··· Data to use ···

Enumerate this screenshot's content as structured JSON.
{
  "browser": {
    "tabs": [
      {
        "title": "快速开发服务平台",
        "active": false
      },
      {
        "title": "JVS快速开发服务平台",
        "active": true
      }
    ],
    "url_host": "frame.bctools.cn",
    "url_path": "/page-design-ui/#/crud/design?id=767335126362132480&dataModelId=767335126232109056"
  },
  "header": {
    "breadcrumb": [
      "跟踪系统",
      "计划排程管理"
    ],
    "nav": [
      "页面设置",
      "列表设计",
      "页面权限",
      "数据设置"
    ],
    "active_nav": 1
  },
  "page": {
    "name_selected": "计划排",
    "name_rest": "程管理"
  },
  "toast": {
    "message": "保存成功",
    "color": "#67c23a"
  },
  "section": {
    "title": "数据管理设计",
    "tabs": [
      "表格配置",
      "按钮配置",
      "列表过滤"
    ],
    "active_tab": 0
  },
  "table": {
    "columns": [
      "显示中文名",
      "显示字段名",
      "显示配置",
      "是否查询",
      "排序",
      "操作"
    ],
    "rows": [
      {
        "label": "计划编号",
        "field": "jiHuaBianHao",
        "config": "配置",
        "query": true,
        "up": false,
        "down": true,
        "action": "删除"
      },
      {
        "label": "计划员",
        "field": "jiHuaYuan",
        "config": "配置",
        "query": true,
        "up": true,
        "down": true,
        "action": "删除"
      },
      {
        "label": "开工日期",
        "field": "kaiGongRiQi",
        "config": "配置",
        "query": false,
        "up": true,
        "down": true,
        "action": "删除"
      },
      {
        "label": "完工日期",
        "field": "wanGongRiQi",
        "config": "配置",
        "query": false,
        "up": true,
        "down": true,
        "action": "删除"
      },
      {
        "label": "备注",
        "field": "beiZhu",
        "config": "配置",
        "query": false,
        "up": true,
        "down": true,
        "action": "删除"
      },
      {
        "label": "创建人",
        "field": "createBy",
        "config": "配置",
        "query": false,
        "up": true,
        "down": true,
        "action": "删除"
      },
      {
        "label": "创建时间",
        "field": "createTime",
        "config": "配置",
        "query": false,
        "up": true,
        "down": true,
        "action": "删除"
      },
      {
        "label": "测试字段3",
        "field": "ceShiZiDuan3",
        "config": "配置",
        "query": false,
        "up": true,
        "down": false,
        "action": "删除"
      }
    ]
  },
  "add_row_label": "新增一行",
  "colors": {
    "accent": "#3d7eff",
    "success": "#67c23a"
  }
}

···

Task requirements. Reproduce the material above without altering a single character.

Solved problem.
Enumerate this screenshot's content as structured JSON.
{
  "browser": {
    "tabs": [
      {
        "title": "快速开发服务平台",
        "active": false
      },
      {
        "title": "JVS快速开发服务平台",
        "active": true
      }
    ],
    "url_host": "frame.bctools.cn",
    "url_path": "/page-design-ui/#/crud/design?id=767335126362132480&dataModelId=767335126232109056"
  },
  "header": {
    "breadcrumb": [
      "跟踪系统",
      "计划排程管理"
    ],
    "nav": [
      "页面设置",
      "列表设计",
      "页面权限",
      "数据设置"
    ],
    "active_nav": 1
  },
  "page": {
    "name_selected": "计划排",
    "name_rest": "程管理"
  },
  "toast": {
    "message": "保存成功",
    "color": "#67c23a"
  },
  "section": {
    "title": "数据管理设计",
    "tabs": [
      "表格配置",
      "按钮配置",
      "列表过滤"
    ],
    "active_tab": 0
  },
  "table": {
    "columns": [
      "显示中文名",
      "显示字段名",
      "显示配置",
      "是否查询",
      "排序",
      "操作"
    ],
    "rows": [
      {
        "label": "计划编号",
        "field": "jiHuaBianHao",
        "config": "配置",
        "query": true,
        "up": false,
        "down": true,
        "action": "删除"
      },
      {
        "label": "计划员",
        "field": "jiHuaYuan",
        "config": "配置",
        "query": true,
        "up": true,
        "down": true,
        "action": "删除"
      },
      {
        "label": "开工日期",
        "field": "kaiGongRiQi",
        "config": "配置",
        "query": false,
        "up": true,
        "down": true,
        "action": "删除"
      },
      {
        "label": "完工日期",
        "field": "wanGongRiQi",
        "config": "配置",
        "query": false,
        "up": true,
        "down": true,
        "action": "删除"
      },
      {
        "label": "备注",
        "field": "beiZhu",
        "config": "配置",
        "query": false,
        "up": true,
        "down": true,
        "action": "删除"
      },
      {
        "label": "创建人",
        "field": "createBy",
        "config": "配置",
        "query": false,
        "up": true,
        "down": true,
        "action": "删除"
      },
      {
        "label": "创建时间",
        "field": "createTime",
        "config": "配置",
        "query": false,
        "up": true,
        "down": true,
        "action": "删除"
      },
      {
        "label": "测试字段3",
        "field": "ceShiZiDuan3",
        "config": "配置",
        "query": false,
        "up": true,
        "down": false,
        "action": "删除"
      }
    ]
  },
  "add_row_label": "新增一行",
  "colors": {
    "accent": "#3d7eff",
    "success": "#67c23a"
  }
}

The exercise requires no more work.